Take each line containing the word "this" and copy it.

++++++++++++++++++++

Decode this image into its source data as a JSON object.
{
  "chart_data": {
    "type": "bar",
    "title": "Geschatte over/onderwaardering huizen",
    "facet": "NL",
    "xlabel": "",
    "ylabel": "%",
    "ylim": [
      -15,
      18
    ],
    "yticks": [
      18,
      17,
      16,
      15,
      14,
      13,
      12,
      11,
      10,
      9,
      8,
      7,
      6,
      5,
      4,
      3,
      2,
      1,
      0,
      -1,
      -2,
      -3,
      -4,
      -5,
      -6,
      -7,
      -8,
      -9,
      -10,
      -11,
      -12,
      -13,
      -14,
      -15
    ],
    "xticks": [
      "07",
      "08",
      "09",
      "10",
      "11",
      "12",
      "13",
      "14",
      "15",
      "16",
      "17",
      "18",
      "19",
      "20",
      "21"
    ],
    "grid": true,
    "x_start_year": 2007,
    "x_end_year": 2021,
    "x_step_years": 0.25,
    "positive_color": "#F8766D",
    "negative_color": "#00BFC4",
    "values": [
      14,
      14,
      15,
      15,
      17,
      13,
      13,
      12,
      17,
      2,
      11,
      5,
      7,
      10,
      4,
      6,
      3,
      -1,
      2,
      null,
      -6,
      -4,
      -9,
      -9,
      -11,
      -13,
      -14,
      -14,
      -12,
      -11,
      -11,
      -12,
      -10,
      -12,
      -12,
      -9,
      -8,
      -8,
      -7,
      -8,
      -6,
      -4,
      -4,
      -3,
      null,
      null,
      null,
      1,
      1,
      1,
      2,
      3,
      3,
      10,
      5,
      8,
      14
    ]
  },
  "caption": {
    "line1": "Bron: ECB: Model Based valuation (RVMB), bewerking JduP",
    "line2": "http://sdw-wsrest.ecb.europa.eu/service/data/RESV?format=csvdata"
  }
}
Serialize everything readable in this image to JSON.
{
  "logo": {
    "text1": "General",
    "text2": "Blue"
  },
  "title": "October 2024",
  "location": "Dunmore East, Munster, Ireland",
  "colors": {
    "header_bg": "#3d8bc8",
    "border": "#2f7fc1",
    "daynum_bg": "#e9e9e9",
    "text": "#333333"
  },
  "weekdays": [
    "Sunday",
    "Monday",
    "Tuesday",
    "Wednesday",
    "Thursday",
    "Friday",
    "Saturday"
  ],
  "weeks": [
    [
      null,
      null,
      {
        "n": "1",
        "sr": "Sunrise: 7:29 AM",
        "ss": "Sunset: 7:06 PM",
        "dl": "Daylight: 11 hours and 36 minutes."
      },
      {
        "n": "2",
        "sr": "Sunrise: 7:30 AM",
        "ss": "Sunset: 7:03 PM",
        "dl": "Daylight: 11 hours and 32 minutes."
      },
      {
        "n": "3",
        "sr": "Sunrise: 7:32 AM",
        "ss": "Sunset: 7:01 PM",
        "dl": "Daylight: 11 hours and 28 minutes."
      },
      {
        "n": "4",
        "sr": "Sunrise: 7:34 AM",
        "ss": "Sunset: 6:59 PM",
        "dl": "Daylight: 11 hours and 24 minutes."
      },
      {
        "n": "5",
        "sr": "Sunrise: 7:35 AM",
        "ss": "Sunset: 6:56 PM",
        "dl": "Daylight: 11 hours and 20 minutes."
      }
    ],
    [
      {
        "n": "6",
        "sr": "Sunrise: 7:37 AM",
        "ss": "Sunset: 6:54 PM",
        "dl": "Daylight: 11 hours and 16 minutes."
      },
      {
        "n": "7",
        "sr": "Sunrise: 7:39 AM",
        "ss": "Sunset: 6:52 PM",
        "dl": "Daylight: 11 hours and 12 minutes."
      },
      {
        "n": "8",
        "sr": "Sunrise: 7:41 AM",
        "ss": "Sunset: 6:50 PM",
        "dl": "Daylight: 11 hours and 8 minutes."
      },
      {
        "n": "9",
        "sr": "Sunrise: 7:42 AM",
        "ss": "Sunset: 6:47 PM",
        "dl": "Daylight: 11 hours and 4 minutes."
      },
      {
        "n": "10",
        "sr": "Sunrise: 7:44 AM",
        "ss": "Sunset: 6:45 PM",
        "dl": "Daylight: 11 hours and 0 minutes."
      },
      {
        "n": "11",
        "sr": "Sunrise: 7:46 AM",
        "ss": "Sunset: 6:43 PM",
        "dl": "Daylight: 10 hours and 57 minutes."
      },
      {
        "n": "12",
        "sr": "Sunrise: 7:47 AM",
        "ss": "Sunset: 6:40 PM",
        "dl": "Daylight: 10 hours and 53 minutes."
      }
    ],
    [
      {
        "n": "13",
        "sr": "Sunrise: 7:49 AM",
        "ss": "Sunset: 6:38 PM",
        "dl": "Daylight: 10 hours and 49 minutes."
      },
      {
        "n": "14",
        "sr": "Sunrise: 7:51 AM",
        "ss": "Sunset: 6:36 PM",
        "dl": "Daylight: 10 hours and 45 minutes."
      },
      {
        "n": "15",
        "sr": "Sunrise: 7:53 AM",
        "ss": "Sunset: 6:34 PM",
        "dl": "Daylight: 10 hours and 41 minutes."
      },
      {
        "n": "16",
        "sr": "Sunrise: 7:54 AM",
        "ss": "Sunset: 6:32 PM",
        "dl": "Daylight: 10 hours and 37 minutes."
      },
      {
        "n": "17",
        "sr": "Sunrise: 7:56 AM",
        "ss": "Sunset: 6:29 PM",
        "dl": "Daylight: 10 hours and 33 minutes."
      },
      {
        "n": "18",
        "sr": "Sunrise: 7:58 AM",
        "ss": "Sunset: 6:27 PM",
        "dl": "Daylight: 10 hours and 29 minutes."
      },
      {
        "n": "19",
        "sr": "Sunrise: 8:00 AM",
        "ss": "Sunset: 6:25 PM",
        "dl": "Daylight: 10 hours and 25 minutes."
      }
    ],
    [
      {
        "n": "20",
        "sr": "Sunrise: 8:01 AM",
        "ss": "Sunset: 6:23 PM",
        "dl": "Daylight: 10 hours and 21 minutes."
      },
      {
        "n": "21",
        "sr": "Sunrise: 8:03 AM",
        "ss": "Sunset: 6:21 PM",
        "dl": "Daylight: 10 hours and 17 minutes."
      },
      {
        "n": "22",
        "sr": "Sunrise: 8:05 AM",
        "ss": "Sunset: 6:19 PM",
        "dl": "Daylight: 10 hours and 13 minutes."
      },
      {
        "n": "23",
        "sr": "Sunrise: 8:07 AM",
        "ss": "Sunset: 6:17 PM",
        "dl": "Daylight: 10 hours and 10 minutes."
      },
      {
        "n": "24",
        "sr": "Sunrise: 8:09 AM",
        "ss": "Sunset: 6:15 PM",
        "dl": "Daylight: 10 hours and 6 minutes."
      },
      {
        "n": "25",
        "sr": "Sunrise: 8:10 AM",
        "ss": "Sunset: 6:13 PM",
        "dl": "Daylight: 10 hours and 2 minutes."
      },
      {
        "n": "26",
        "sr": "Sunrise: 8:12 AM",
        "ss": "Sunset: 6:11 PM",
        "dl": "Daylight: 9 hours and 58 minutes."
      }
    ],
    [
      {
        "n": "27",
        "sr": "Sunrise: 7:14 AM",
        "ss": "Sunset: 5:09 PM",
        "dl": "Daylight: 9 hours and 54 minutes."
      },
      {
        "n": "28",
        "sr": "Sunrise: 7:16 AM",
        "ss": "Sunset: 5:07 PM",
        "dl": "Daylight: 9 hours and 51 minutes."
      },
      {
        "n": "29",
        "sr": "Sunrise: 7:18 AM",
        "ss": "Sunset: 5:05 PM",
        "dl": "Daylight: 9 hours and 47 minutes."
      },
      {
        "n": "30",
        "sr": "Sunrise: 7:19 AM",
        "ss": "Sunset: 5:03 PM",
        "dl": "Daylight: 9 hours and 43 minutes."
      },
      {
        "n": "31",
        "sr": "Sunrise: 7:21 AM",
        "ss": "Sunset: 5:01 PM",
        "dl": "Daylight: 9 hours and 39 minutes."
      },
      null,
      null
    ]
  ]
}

++++++++++++++++++++

Finished exercise →
Decode this image into its source data as a JSON object.
Serialize everything readable in this image to JSON.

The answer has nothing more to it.